Locate the lines where "this" occurs and copy them as they stand.

------------------------

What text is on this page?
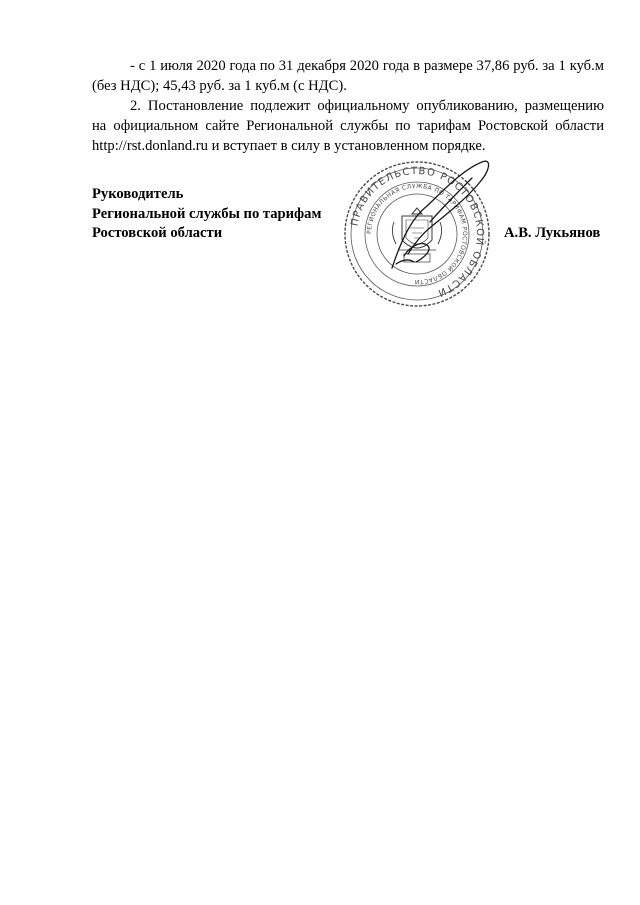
- с 1 июля 2020 года по 31 декабря 2020 года в размере 37,86 руб. за 1 куб.м (без НДС); 45,43 руб. за 1 куб.м (с НДС).

2. Постановление подлежит официальному опубликованию, размещению на официальном сайте Региональной службы по тарифам Ростовской области http://rst.donland.ru и вступает в силу в установленном порядке.

Руководитель
Региональной службы по тарифам
Ростовской области	А.В. Лукьянов
ПРАВИТЕЛЬСТВО РОСТОВСКОЙ ОБЛАСТИ
РЕГИОНАЛЬНАЯ СЛУЖБА ПО ТАРИФАМ РОСТОВСКОЙ ОБЛАСТИ
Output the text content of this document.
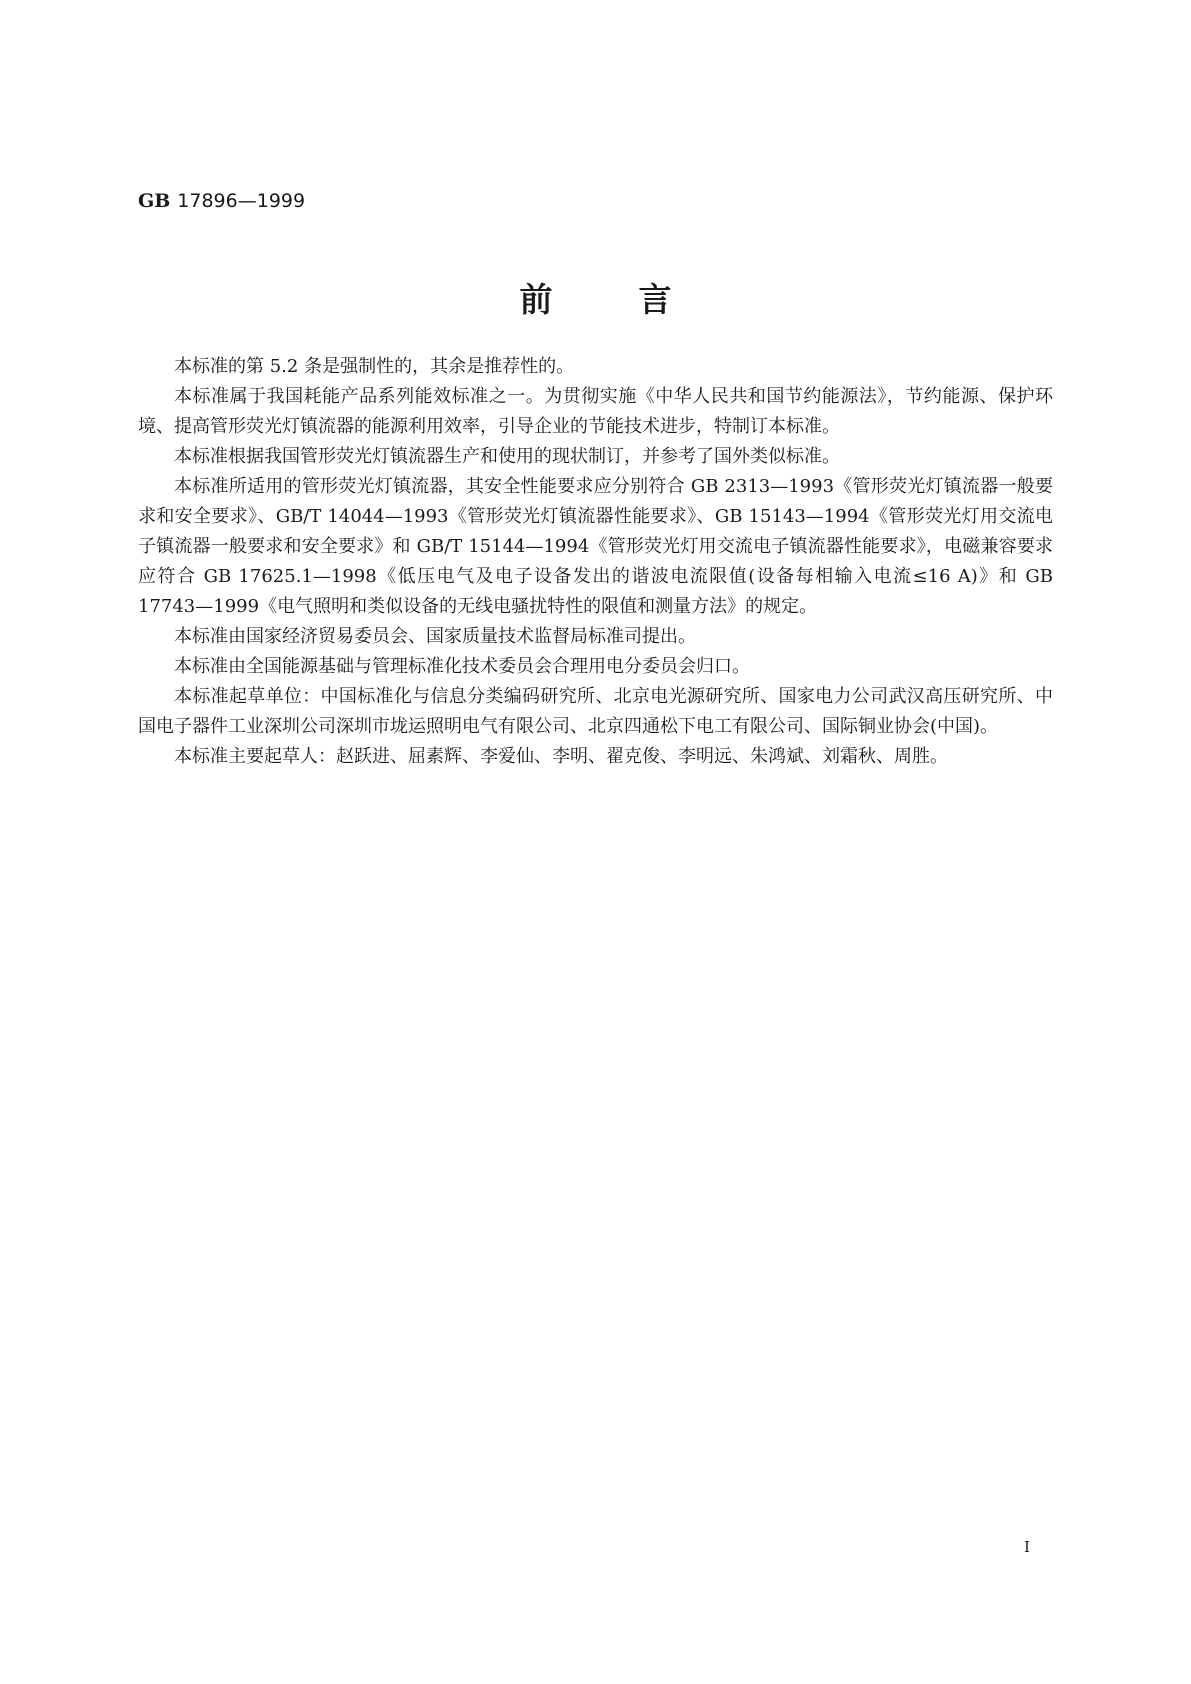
GB 17896—1999
前	言

本标准的第 5.2 条是强制性的，其余是推荐性的。

本标准属于我国耗能产品系列能效标准之一。为贯彻实施《中华人民共和国节约能源法》，节约能源、保护环境、提高管形荧光灯镇流器的能源利用效率，引导企业的节能技术进步，特制订本标准。

本标准根据我国管形荧光灯镇流器生产和使用的现状制订，并参考了国外类似标准。

本标准所适用的管形荧光灯镇流器，其安全性能要求应分别符合 GB 2313—1993《管形荧光灯镇流器一般要求和安全要求》、GB/T 14044—1993《管形荧光灯镇流器性能要求》、GB 15143—1994《管形荧光灯用交流电子镇流器一般要求和安全要求》和 GB/T 15144—1994《管形荧光灯用交流电子镇流器性能要求》，电磁兼容要求应符合 GB 17625.1—1998《低压电气及电子设备发出的谐波电流限值(设备每相输入电流≤16 A)》和 GB 17743—1999《电气照明和类似设备的无线电骚扰特性的限值和测量方法》的规定。

本标准由国家经济贸易委员会、国家质量技术监督局标准司提出。

本标准由全国能源基础与管理标准化技术委员会合理用电分委员会归口。

本标准起草单位：中国标准化与信息分类编码研究所、北京电光源研究所、国家电力公司武汉高压研究所、中国电子器件工业深圳公司深圳市垅运照明电气有限公司、北京四通松下电工有限公司、国际铜业协会(中国)。

本标准主要起草人：赵跃进、屈素辉、李爱仙、李明、翟克俊、李明远、朱鸿斌、刘霜秋、周胜。

I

------------------------

Exercise response:
What text is on this page?
Output the text content of this document.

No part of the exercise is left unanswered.